==== DATA FOR THE TASK
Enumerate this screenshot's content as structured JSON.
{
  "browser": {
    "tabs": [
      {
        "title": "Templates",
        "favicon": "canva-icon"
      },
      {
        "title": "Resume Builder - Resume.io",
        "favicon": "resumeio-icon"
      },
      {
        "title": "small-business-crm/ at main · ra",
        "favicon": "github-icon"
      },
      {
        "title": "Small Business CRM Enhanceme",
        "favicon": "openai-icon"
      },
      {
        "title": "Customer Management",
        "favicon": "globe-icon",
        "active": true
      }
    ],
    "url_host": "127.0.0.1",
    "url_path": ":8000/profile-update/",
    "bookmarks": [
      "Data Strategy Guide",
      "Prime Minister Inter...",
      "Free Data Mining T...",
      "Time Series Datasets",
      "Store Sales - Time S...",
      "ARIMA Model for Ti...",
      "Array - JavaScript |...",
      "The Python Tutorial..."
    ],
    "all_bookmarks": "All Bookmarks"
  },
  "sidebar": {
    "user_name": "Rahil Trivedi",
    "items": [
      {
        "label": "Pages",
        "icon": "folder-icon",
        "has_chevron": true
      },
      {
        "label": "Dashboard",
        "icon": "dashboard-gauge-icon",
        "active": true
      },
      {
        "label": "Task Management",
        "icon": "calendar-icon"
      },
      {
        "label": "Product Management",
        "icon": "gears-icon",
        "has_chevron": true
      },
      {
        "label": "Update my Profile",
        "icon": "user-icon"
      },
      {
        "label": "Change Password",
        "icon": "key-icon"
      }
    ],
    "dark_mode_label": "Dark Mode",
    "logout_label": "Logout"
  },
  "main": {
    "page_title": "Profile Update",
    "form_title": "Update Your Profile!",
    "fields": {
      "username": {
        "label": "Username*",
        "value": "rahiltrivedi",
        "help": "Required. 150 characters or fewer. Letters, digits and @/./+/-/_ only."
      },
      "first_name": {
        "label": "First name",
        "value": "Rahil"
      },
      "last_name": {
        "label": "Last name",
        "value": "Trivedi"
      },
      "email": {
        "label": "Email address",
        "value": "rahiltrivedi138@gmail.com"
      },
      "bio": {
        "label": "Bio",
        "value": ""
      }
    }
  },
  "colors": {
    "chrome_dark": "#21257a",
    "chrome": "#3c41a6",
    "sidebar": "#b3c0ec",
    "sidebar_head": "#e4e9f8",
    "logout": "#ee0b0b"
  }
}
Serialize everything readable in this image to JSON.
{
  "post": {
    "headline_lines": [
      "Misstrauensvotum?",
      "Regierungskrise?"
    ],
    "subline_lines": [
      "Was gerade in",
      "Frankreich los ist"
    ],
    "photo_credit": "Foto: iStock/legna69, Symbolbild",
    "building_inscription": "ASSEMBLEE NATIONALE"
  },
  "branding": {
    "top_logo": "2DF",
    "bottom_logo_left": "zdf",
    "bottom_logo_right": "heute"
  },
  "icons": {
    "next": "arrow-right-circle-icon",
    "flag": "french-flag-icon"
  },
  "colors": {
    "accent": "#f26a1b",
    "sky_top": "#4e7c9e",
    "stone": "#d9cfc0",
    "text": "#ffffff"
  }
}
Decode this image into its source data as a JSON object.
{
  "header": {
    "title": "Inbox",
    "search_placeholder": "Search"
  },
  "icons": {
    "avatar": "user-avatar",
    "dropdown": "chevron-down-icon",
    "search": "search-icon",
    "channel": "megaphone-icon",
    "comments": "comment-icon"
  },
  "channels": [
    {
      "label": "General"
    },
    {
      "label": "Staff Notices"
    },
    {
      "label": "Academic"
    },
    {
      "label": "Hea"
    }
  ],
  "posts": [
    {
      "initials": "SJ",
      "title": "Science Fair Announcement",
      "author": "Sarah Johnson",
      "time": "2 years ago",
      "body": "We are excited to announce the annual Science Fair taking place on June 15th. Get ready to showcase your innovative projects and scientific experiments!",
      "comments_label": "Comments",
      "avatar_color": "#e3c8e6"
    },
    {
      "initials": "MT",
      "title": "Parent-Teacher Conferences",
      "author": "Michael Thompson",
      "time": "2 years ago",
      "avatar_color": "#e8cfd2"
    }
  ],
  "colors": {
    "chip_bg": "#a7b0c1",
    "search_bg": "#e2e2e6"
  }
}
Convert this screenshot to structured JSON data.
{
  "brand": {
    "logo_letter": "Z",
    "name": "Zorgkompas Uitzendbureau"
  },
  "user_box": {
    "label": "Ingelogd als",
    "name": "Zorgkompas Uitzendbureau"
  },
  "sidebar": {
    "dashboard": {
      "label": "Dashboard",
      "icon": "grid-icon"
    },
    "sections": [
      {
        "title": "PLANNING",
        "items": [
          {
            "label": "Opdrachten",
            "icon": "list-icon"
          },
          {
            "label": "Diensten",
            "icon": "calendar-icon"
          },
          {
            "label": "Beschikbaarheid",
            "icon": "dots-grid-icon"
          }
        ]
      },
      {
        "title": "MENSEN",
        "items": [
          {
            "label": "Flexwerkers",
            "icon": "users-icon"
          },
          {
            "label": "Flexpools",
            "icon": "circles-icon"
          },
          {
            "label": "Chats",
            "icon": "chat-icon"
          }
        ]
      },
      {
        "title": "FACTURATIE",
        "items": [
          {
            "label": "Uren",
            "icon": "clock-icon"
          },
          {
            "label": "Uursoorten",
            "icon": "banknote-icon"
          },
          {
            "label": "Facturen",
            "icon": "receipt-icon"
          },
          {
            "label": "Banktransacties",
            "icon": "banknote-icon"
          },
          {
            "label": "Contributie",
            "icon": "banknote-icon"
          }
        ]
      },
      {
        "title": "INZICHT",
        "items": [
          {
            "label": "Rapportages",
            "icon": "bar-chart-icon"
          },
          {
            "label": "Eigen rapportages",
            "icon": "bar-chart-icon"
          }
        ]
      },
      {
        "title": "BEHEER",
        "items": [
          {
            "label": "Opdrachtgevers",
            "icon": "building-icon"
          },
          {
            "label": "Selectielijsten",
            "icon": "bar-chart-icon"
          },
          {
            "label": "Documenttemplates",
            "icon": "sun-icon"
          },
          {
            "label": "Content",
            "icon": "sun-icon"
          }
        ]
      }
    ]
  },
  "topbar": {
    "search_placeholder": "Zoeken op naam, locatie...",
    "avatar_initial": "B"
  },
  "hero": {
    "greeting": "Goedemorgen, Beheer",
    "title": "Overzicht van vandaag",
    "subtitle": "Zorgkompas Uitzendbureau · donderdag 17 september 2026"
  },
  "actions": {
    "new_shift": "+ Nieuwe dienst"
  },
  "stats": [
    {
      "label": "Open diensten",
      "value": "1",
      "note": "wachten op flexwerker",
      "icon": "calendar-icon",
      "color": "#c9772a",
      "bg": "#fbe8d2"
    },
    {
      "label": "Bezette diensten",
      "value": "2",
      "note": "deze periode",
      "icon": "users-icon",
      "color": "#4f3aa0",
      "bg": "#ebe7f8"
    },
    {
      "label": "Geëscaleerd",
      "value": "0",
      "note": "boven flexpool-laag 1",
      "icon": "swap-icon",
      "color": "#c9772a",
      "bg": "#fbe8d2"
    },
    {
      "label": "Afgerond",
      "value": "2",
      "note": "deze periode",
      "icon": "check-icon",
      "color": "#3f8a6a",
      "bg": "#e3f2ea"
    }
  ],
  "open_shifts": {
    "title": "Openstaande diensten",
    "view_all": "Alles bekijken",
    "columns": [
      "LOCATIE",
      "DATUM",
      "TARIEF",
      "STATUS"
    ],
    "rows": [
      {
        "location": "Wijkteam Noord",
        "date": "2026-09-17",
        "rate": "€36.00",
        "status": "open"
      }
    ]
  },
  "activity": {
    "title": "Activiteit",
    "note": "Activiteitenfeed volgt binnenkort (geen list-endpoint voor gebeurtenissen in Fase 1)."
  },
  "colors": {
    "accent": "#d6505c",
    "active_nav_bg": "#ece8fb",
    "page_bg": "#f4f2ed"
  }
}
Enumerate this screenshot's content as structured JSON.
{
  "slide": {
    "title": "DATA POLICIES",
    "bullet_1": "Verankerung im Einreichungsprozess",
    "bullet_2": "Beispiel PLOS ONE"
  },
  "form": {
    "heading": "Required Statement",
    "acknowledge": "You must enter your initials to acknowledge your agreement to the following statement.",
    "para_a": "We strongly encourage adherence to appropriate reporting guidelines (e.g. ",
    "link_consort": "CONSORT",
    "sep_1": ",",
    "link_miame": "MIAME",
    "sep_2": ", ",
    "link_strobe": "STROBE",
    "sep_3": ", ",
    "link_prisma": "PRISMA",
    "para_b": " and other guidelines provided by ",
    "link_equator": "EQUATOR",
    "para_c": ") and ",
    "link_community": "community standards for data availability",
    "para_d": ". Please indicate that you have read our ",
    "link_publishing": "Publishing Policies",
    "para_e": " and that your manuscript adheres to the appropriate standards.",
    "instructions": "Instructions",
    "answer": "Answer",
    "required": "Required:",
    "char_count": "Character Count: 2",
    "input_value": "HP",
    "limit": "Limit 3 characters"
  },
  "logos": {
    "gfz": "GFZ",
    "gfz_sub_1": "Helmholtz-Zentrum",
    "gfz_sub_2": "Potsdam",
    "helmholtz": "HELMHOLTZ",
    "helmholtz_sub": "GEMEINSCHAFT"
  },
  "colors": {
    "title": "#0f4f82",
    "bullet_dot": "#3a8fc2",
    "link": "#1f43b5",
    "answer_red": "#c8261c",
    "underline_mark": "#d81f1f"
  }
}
========
* **GOAL OF THE EXERCISE**: Give nothing but the count of lines in the listing above that hold the string "this".

* **TASK RESPONSE**: 5